(Rows from a figure dataset)

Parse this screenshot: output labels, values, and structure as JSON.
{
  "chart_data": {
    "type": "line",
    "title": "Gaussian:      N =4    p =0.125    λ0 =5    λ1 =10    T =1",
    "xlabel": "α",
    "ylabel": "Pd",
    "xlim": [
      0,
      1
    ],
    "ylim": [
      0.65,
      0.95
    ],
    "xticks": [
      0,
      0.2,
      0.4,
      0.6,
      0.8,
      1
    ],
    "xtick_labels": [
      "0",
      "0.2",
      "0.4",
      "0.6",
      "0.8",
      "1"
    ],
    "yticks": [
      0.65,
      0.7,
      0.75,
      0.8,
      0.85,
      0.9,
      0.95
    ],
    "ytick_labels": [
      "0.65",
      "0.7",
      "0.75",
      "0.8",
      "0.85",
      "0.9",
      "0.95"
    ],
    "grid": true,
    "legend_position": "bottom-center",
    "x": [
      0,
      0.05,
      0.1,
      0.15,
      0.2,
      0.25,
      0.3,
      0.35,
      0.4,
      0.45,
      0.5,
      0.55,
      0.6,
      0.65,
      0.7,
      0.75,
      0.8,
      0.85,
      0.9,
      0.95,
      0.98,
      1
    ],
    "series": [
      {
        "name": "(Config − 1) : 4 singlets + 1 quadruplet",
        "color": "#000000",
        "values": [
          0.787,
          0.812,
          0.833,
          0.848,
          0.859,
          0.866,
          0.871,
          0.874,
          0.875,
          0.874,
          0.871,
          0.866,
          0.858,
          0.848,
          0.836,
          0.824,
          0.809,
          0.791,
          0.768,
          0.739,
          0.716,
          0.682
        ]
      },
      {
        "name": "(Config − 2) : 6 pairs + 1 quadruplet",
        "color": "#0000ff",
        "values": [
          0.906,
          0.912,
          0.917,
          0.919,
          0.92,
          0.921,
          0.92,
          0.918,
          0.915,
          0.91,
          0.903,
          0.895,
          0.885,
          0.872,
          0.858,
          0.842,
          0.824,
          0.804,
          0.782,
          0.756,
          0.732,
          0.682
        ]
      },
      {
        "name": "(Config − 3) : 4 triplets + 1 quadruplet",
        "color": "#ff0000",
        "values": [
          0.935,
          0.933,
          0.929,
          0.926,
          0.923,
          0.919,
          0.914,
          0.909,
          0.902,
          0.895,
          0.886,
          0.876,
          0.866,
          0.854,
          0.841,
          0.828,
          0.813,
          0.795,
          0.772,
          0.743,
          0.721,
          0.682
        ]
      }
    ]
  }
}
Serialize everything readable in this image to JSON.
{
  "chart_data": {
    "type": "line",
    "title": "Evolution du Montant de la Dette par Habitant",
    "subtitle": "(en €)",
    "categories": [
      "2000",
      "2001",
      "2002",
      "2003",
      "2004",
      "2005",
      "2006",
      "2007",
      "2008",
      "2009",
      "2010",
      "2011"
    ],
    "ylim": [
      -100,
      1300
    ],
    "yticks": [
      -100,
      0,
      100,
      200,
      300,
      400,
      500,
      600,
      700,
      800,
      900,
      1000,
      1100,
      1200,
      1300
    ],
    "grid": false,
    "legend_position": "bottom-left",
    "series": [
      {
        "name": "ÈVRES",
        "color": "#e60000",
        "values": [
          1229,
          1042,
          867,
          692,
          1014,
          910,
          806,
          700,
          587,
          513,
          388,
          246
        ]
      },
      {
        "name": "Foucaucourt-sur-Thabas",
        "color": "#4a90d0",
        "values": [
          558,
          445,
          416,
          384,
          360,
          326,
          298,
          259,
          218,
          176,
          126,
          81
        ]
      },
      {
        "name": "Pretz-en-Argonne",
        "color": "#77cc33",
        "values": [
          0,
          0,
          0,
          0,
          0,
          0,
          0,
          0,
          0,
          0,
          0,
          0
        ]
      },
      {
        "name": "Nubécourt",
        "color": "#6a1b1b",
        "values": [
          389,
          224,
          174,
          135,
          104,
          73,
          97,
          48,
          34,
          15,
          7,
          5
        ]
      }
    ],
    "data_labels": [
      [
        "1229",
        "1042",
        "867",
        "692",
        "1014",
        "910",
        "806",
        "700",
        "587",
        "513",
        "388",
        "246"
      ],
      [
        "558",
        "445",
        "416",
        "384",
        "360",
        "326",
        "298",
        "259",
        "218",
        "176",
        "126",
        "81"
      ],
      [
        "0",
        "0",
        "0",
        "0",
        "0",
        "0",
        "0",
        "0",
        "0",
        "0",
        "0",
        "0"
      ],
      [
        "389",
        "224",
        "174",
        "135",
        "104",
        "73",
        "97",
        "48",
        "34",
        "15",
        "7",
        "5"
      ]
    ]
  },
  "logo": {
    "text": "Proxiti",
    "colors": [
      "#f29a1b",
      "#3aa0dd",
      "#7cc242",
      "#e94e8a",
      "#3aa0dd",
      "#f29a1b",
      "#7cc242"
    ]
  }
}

Goal of the exercise: List the lines that contain the word "bottom".

Written solution:
    "legend_position": "bottom-center",
    "legend_position": "bottom-left",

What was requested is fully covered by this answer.